Stored data:
──────────
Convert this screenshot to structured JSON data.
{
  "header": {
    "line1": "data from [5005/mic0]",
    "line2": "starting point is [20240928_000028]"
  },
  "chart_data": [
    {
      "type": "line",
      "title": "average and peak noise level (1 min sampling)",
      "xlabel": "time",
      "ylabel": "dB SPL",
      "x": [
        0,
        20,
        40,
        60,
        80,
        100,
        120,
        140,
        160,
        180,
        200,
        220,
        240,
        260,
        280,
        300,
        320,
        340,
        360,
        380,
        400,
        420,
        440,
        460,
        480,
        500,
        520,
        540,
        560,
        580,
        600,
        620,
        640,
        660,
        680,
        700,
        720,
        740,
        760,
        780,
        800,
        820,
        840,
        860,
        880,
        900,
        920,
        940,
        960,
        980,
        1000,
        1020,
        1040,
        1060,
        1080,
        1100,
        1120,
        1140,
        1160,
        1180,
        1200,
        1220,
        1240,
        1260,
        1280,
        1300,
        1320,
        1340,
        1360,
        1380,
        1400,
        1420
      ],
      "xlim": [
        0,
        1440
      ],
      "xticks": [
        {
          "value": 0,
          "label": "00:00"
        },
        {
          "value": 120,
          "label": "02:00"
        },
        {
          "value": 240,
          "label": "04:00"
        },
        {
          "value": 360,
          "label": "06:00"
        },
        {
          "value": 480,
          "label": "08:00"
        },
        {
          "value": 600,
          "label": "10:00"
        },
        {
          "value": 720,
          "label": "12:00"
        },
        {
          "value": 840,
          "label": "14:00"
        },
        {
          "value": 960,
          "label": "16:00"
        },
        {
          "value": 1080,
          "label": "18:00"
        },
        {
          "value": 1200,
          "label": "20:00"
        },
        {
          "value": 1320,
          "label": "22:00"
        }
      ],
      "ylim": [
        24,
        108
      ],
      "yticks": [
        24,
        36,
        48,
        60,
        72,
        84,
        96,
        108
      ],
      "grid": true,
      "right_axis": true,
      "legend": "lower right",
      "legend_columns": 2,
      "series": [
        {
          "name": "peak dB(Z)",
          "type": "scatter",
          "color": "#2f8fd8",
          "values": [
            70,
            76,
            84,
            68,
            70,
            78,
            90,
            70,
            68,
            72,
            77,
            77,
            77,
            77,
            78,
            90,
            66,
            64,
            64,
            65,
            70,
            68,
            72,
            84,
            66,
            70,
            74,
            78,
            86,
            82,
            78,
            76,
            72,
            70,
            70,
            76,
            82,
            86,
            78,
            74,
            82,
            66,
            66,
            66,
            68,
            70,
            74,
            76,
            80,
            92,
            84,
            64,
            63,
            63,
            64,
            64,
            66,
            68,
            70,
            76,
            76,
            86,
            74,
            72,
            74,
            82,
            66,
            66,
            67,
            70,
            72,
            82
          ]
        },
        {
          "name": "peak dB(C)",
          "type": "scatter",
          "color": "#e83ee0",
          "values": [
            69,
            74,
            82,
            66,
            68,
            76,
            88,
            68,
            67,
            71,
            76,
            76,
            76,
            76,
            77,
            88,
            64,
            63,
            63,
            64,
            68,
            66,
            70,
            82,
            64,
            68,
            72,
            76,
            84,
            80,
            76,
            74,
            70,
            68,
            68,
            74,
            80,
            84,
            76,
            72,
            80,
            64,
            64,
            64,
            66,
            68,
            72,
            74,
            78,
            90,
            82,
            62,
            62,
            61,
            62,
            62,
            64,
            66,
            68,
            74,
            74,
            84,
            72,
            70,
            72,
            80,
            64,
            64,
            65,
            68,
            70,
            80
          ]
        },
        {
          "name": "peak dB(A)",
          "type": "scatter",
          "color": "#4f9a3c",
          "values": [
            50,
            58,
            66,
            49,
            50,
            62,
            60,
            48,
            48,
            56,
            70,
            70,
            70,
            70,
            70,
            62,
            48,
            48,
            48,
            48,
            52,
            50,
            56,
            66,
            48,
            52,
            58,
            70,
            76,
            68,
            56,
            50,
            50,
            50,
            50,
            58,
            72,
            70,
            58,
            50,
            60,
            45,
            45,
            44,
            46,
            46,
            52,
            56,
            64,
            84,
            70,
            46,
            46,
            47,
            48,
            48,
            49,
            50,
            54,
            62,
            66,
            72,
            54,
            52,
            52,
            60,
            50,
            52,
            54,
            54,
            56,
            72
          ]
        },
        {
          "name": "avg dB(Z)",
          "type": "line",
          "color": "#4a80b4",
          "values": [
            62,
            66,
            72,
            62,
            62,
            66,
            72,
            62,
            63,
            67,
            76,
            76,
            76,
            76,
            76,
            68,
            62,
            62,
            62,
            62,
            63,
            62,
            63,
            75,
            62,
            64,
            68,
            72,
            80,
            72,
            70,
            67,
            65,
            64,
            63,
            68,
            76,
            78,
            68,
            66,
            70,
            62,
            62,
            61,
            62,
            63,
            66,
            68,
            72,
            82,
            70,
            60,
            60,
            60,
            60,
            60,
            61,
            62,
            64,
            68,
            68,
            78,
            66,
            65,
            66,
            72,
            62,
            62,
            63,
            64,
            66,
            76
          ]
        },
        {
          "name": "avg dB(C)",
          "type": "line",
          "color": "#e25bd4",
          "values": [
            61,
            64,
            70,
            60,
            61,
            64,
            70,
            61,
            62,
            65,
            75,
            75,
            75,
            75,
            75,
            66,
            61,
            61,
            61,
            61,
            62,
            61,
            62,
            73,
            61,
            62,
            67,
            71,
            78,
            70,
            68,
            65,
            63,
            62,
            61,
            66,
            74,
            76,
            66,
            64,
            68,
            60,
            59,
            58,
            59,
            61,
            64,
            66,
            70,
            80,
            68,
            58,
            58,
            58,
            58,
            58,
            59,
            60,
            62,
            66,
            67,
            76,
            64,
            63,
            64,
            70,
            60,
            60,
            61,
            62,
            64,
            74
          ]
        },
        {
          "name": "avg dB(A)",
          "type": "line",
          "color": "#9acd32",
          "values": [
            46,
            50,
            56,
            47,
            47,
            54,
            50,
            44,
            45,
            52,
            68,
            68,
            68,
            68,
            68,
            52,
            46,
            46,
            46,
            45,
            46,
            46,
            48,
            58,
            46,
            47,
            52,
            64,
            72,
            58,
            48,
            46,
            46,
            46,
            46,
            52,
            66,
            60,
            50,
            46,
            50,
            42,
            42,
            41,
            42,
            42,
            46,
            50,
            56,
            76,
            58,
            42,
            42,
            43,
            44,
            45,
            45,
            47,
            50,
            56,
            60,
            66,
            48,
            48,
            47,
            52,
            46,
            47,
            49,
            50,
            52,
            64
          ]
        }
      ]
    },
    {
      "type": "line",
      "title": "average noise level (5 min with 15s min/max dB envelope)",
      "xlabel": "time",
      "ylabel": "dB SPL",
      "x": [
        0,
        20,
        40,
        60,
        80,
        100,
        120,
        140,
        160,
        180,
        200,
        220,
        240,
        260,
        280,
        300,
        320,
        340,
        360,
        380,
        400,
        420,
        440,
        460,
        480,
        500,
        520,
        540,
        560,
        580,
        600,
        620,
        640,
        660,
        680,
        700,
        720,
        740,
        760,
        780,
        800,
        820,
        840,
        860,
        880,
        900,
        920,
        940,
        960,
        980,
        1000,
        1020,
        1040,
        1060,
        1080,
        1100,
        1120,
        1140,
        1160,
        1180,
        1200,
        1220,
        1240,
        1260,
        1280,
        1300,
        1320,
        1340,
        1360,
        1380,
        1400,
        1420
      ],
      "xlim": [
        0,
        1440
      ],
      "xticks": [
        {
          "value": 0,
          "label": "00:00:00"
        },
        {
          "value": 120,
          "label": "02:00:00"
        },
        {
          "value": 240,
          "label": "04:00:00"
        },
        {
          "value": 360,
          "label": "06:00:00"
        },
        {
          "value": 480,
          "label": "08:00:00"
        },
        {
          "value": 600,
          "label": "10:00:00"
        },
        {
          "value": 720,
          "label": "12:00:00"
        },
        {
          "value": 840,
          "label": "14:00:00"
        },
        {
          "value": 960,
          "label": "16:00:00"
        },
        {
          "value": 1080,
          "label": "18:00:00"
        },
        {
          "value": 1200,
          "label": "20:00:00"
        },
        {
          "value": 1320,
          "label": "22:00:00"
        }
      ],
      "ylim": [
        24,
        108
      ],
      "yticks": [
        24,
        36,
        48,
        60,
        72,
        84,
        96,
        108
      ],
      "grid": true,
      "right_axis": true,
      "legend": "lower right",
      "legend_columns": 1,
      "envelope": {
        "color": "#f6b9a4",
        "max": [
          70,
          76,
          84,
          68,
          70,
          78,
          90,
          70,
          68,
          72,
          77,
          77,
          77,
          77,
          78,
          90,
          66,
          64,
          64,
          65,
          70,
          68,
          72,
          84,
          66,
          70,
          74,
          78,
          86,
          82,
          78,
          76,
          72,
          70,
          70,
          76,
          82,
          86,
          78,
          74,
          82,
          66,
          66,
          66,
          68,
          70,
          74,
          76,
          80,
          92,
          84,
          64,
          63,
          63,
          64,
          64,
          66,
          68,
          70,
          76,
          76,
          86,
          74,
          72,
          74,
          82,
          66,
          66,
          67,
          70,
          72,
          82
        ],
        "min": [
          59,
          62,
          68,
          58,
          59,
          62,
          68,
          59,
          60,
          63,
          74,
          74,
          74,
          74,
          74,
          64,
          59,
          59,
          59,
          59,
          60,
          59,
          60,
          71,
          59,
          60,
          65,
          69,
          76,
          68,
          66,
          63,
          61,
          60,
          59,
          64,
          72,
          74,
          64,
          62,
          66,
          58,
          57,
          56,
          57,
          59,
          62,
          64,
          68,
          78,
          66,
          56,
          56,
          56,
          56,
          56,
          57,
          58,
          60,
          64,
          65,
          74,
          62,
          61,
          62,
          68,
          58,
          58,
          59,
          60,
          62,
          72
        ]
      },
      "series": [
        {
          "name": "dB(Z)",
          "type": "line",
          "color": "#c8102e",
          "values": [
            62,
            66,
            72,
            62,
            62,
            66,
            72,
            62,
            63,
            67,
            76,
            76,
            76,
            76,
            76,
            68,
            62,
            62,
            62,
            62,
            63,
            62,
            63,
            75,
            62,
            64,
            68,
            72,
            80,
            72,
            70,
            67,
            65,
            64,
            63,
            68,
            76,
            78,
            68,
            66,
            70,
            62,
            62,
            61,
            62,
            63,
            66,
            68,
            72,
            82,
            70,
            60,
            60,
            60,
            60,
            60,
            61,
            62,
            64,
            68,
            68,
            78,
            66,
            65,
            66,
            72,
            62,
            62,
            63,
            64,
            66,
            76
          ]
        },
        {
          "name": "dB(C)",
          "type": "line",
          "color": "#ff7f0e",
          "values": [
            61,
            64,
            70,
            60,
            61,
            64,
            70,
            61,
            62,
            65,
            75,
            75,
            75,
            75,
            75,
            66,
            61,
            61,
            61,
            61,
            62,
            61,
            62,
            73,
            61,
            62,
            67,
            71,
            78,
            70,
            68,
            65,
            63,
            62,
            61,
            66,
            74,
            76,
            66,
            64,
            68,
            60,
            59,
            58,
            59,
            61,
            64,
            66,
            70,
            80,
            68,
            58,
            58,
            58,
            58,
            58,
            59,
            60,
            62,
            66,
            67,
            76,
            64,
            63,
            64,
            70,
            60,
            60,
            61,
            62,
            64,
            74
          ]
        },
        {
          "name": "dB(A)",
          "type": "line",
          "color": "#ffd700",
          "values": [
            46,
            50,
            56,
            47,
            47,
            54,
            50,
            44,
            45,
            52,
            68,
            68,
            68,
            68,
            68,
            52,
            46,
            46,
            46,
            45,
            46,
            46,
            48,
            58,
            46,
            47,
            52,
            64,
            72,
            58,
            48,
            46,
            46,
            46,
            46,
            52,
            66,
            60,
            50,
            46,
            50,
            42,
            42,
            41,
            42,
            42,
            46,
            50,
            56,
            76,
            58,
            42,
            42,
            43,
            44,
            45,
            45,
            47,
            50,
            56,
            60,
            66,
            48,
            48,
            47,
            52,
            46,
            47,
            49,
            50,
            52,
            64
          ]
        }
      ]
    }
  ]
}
──────────
## Given exercise
Count the lines in which the string "noise" appears, then report only that figure.

## Reply to the task
2